STORED ROWS.
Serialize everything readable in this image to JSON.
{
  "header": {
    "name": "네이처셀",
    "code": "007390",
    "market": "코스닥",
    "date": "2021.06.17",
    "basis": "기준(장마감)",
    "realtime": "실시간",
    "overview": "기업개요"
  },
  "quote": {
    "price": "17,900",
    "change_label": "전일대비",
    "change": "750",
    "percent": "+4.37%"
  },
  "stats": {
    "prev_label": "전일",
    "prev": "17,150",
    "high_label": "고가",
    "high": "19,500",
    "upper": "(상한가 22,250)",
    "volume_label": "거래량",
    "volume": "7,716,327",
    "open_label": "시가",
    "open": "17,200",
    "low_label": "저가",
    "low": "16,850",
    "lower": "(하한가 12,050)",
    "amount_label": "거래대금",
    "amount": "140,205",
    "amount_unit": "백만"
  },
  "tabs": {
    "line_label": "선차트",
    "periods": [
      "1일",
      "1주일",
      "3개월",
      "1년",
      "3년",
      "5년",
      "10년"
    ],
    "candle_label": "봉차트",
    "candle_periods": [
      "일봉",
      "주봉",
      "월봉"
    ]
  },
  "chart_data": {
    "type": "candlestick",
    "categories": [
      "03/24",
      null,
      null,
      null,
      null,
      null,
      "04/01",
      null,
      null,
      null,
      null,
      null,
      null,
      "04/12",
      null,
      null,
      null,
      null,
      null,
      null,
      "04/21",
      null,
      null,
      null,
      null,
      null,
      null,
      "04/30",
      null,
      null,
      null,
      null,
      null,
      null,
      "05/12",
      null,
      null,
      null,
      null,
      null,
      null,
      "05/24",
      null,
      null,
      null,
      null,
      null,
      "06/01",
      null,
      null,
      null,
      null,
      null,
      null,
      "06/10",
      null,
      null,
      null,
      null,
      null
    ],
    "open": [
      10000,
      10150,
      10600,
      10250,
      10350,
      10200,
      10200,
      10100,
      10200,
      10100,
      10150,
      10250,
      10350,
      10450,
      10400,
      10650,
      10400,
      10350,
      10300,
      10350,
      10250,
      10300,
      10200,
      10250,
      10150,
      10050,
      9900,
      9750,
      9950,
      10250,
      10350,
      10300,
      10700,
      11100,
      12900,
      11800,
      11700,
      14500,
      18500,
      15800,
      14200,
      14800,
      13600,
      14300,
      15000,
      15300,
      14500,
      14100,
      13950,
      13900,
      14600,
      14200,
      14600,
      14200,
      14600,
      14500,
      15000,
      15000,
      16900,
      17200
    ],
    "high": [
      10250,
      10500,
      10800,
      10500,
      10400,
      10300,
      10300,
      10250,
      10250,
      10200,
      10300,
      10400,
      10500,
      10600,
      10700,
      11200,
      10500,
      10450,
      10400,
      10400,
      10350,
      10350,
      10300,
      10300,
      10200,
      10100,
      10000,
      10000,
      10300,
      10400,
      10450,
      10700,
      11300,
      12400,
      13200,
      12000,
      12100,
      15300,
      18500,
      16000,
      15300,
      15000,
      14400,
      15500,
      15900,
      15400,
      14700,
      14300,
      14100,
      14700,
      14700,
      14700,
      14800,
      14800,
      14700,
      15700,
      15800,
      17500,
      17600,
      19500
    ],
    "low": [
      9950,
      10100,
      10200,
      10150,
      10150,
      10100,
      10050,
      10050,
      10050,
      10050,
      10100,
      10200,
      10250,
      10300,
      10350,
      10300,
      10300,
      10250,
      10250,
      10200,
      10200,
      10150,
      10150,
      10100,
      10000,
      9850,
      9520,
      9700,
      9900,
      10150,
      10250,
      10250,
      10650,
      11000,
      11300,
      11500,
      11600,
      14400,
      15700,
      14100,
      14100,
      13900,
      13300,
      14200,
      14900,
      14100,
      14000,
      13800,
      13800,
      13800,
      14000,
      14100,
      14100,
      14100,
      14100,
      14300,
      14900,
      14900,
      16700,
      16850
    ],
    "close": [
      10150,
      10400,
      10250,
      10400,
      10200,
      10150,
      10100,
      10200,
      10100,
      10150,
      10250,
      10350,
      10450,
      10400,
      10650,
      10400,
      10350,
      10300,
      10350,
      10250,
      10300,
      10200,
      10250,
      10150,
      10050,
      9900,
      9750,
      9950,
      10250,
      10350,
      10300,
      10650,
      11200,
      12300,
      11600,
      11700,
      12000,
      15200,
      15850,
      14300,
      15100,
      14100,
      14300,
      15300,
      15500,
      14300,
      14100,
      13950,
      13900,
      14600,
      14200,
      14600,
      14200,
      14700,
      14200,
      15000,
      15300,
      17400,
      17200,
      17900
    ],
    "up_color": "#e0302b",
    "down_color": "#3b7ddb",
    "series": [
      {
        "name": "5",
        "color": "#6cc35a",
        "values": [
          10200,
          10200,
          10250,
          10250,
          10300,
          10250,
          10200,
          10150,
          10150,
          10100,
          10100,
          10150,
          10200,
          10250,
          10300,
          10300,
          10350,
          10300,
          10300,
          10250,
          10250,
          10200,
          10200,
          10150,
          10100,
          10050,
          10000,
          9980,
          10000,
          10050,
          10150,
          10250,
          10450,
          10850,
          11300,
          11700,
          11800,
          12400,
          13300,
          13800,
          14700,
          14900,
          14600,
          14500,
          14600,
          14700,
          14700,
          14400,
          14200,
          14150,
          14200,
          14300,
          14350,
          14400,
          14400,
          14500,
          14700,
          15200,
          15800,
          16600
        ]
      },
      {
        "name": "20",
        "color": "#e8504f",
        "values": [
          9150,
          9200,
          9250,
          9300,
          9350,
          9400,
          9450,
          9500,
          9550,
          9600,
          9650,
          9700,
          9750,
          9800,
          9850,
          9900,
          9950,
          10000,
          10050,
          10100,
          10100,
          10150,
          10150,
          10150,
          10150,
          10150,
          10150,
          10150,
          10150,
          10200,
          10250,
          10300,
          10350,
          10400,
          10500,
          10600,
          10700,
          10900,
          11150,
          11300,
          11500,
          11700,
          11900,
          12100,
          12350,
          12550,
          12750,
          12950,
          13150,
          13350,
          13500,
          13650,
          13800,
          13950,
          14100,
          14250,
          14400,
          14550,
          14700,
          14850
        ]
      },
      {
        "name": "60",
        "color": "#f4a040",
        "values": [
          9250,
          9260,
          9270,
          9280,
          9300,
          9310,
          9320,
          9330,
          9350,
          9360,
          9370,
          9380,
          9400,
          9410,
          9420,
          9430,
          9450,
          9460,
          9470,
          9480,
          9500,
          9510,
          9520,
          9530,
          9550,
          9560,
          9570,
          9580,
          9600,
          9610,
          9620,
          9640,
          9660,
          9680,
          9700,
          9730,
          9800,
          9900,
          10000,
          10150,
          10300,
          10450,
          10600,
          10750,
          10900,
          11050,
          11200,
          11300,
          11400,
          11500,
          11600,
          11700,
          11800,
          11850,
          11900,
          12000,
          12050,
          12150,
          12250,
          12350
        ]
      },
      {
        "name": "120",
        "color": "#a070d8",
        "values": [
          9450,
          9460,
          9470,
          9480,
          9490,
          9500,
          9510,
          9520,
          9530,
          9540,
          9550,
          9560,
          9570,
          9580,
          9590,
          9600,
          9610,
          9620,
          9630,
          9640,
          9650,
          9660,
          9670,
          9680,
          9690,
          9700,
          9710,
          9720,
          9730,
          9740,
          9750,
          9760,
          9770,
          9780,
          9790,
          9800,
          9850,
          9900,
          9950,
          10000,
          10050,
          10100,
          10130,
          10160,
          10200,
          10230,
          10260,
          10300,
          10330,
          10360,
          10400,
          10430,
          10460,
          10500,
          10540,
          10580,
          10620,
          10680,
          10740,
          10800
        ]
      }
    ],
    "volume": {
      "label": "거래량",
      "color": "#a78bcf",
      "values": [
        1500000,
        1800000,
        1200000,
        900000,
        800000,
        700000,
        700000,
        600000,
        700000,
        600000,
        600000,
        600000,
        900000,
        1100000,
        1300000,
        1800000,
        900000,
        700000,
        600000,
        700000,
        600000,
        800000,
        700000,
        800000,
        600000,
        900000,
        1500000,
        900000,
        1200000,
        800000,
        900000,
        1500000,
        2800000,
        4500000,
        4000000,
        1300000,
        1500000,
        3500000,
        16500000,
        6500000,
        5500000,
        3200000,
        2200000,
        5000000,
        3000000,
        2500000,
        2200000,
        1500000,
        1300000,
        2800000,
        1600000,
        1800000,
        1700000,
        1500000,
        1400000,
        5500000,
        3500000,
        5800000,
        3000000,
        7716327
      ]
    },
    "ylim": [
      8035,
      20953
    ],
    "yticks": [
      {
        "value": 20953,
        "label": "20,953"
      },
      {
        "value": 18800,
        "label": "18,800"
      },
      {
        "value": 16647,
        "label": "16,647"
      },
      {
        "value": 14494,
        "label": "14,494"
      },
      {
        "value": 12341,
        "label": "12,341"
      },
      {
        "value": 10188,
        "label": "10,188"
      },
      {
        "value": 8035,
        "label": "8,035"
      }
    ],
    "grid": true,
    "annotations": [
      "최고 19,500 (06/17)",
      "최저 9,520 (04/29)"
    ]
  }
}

YOUR TASK.
State the number of lines above that hold the string "name", with nothing added.

TASK OUTPUT.
5